#### [Selected extract]

By Peter Quaqua, [email protected], Contributing Writer
This rich and sprawling natural endowment has always been an attraction and destination of some of the biggest corporations from around the world. There is paradox in the fact that the people and countries in the region are among some of the poorest and least developed in the world. How unfortunate that ‘resource curse’ ascription remains an ignominious tag on the region.
Bad governance and corruption easily come to mind when lamenting the woes of the people, but one should consider for a moment how multinational corporations, from countries that profess to champion rights, accountability, anti-corruption and justice, have been running to the region exploiting natural resources with no human face in the name of foreign direct investment.
There is a maxim that ‘one who aids and abets a theft is equally a thief.’ No wonder trillions are siphoned off the region in illicit flows from poor destitute communities to rich capitals in the West, joined recently by China, India and others.
“Being that it is the government that is inviting them (the multinational companies), they are sure of receiving protection. But we want these multinational companies to be accountable while tapping out our natural resources…,” said the Board Chairman of the Sierra Leone Network on the Right to Food (SiLNoRF), Raymond Senesie.
Yes, governments in the region need investments to boost their economies and create jobs for their struggling people, so it goes without saying that the people had to survive at the mercy of their governments’ pursuit of foreign investments regardless of the consequences for human rights and the environment.
Various accounts show how foreign companies, with the backing of their host and home governments, violate local community rights with impunity. Poor people suffer forceful displacement, denial of their livelihoods and destruction of their properties.
Saa Pascal Tenguiano, Guinean lawyer and Executive Director for the Center for Commerce and International Development (CECIDE) said “The scale and impact of the environmental degradation and abuses perpetrated by these companies, coupled with their failure to honor social corporate responsibilities to affected communities, make it hard to resist the feeling that, like their host and home governments, these concessionaires must be made to account.”
Attorney Alfred Lahai Brownell, Sr. is the Founder and Lead Campaigner for Green Advocates International, the 2019 Goldman Prize [sometime referred to as the Green Nobel] Winner. He’s all too aware that “communities in concession areas experience a range of negative impacts from the destruction of farmlands, to pollution of water sources, desecration of sacred sites and burial grounds and inadequate compensation for uprooting them from their livelihoods.” He thinks by bringing vulnerable communities together in the Mano River Union Civil Society Natural Resources Rights and Governance Platform (MRU-CSO Platform), “there would be collective actions in brining much needed justice, accountability and relief to the suffering masses across the region who are most affected by multinational corporations – grabbing their land and destroying their habitats with impunity.” Adding, “Governments in West Africa cannot and must not outsource their responsibilities to protect the rights of their citizens and the environment. It is time to ACT”.
Alfred Brownell is one of four activists behind the formation of the MRU CSO Platform. The others are Abu Brima, Executive Director of the Network Movement for Justice and Development (NMJD), Sierra Leone; Michel Yoboue, Executive Director, Group for Research and Advocacy on Extractive Industries (GRPIE), Côte d’Ivoire and Kabinet Sesay, then Executive Director, Center for Commerce and International Development (CECIDE), Guinea.

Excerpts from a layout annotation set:
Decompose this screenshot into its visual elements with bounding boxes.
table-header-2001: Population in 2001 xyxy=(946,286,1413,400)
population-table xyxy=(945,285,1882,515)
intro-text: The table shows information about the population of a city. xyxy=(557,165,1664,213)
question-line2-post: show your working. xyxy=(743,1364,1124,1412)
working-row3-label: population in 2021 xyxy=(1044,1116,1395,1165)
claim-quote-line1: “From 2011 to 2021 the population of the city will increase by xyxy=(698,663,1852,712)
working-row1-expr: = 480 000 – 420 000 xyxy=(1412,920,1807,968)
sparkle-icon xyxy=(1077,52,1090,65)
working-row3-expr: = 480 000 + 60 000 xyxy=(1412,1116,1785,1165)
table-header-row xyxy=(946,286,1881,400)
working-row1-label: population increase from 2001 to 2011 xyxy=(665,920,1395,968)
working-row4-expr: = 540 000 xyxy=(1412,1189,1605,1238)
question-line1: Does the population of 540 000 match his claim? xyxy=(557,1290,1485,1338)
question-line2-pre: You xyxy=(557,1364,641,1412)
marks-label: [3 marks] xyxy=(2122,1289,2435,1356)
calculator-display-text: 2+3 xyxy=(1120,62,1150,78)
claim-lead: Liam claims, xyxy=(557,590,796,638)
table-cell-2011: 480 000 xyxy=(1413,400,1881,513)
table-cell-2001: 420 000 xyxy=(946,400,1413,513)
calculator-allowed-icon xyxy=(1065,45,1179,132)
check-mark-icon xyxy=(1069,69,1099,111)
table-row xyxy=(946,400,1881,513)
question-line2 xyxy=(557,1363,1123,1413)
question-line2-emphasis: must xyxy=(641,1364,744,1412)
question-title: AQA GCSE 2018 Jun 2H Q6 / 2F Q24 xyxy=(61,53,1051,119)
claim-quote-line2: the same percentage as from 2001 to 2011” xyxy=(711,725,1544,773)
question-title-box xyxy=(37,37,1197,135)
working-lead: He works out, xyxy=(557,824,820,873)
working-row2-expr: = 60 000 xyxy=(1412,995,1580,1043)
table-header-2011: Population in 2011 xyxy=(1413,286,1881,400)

#### [What is needed]
Resume the article on multinational corporations and community rights in the Mano River region, writing the paragraphs that follow its final sentence.

#### [Output]
The idea was conceived in September 2012 at a meeting of civil society activists in Monrovia, organized by Green Advocates International (Liberia), to research and publish natural resource rights and governance profiles of countries in the Mano River Union (MRU) basin. The parties agreed in a communique to use the findings to design advocacy campaigns to ensure that land and natural resource laws and regulations are people friendly and that governments and corporations in the region will be held accountable to their obligations to protect, respect and fulfill rights.
Michel Yoboue, Executive Director, Group for Research and Advocacy on Extractive Industries (GRPIE), of Côte d’Ivoire could not hold back his enthusiasm about the achievement of forming a body that would fight to amplify the plight of the neglected and abused people in the region. He believes nothing works better in a democracy than the rule of law. That is why they resolved to use existing judicial and non-judicial mechanisms at the local, national and regional levels to promote corporate and government accountability. “This is simply victory for human rights,” said Michel.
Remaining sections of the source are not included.